The exercise
Take each line that has the word "title" and return it.

— start Material shown —

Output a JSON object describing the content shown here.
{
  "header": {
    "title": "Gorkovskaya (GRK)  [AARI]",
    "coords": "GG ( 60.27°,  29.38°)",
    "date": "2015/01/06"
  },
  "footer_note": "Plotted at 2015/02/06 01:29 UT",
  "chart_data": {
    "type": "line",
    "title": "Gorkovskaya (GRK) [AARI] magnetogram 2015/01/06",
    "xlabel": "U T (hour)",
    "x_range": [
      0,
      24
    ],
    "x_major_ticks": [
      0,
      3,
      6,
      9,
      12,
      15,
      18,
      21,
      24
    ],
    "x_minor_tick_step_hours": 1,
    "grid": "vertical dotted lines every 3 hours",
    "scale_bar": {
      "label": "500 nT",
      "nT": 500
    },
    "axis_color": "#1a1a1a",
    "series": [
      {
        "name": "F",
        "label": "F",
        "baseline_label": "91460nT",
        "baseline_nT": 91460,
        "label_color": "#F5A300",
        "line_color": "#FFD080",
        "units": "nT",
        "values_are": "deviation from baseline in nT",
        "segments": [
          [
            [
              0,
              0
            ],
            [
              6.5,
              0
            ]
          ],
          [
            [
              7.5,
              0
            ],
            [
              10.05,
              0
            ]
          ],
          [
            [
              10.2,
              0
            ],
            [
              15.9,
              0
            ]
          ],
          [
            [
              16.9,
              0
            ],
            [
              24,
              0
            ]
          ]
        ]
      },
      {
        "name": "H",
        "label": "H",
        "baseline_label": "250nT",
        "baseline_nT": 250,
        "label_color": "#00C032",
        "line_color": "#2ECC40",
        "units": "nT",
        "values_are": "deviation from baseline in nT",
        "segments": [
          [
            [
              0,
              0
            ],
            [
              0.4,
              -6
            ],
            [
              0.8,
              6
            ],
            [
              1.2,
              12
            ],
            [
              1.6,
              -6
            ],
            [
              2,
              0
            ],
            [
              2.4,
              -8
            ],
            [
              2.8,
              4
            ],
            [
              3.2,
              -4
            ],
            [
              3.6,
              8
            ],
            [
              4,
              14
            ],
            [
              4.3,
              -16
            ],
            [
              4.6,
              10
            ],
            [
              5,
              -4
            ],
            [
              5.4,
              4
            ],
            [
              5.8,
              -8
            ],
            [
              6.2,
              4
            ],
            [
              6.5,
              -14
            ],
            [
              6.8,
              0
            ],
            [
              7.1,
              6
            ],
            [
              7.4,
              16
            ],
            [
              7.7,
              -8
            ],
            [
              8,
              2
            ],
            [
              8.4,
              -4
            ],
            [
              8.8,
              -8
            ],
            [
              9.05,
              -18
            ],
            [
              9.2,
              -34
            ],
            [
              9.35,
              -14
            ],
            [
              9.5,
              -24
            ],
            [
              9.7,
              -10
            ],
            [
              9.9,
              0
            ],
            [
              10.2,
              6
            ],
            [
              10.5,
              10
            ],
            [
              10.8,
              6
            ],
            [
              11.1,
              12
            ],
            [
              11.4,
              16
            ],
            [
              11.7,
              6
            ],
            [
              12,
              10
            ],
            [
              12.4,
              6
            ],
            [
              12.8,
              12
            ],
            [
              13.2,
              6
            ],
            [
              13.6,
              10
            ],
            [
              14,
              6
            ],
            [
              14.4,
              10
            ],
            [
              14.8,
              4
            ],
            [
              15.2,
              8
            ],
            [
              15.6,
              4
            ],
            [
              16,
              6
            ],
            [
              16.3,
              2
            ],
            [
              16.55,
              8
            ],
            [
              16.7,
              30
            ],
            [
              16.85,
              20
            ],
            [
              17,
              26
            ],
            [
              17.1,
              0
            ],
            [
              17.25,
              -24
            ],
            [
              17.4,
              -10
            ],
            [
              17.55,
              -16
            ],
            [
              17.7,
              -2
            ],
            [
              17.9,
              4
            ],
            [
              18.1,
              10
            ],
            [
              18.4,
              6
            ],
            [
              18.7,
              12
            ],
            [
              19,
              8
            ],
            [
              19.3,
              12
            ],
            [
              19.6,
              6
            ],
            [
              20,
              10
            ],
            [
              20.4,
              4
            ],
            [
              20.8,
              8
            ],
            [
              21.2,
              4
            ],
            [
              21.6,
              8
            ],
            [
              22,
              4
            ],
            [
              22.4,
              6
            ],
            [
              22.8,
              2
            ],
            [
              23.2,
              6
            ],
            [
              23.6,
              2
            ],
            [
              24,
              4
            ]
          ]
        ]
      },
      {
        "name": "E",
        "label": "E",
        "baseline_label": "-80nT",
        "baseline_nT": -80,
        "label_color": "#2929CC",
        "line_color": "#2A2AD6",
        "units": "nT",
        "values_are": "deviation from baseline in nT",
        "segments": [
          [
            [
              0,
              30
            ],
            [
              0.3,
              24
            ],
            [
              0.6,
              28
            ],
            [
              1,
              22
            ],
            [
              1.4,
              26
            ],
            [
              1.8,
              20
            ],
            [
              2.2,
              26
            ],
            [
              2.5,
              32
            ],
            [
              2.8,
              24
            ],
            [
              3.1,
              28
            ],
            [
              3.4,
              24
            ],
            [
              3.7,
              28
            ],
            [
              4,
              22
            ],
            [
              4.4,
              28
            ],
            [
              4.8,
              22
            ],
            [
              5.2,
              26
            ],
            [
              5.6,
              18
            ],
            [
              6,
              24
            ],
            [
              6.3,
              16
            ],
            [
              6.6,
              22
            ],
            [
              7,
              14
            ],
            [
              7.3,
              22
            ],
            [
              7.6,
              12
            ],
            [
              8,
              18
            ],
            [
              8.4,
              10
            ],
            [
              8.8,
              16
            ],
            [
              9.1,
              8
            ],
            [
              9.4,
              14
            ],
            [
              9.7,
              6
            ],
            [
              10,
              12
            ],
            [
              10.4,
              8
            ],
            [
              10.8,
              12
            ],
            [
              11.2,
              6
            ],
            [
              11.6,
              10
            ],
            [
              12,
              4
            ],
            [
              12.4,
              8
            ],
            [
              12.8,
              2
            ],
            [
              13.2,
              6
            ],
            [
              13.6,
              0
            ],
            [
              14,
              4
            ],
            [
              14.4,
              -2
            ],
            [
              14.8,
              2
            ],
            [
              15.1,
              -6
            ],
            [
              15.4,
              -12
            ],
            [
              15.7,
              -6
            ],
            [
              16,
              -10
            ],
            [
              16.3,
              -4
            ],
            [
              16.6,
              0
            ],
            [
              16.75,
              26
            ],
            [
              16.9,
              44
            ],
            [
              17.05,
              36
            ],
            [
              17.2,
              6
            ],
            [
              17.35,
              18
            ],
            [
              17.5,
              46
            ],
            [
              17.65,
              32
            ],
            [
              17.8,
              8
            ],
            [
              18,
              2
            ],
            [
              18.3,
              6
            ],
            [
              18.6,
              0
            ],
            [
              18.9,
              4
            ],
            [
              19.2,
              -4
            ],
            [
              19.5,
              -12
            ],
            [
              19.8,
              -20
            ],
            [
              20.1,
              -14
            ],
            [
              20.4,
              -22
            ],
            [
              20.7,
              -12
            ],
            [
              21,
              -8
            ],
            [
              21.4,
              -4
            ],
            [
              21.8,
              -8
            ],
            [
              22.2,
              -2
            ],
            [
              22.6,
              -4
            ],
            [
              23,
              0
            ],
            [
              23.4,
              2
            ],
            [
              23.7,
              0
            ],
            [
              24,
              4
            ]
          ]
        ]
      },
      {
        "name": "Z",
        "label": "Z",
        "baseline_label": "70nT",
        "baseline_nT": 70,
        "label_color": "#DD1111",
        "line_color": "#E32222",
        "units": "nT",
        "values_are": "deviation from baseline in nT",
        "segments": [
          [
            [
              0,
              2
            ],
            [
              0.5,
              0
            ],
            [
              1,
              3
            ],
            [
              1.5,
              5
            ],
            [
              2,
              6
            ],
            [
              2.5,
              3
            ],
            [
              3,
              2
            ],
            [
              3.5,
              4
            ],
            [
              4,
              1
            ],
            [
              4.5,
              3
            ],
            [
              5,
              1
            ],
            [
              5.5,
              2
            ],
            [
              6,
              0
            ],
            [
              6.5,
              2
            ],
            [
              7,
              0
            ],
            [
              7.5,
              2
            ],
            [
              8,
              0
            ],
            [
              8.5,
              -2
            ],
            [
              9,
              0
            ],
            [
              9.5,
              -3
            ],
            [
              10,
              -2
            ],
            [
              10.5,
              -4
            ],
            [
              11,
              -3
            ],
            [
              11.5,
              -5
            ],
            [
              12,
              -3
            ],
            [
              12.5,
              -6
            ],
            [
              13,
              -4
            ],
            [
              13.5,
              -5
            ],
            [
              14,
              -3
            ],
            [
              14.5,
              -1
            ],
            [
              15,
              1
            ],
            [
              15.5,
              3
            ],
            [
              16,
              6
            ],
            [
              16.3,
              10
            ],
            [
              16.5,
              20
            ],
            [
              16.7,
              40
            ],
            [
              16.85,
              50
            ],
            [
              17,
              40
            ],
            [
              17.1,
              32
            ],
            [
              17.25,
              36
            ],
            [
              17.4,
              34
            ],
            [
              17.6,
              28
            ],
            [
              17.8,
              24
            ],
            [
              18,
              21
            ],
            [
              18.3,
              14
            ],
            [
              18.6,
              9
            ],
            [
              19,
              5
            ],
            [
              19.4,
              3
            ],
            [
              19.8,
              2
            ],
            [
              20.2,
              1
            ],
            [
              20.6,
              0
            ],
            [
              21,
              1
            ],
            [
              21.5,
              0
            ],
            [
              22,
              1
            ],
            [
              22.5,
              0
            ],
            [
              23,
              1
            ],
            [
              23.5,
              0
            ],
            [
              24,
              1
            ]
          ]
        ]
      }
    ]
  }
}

— end Material shown —

Written reply
    "title": "Gorkovskaya (GRK)  [AARI]",
    "title": "Gorkovskaya (GRK) [AARI] magnetogram 2015/01/06",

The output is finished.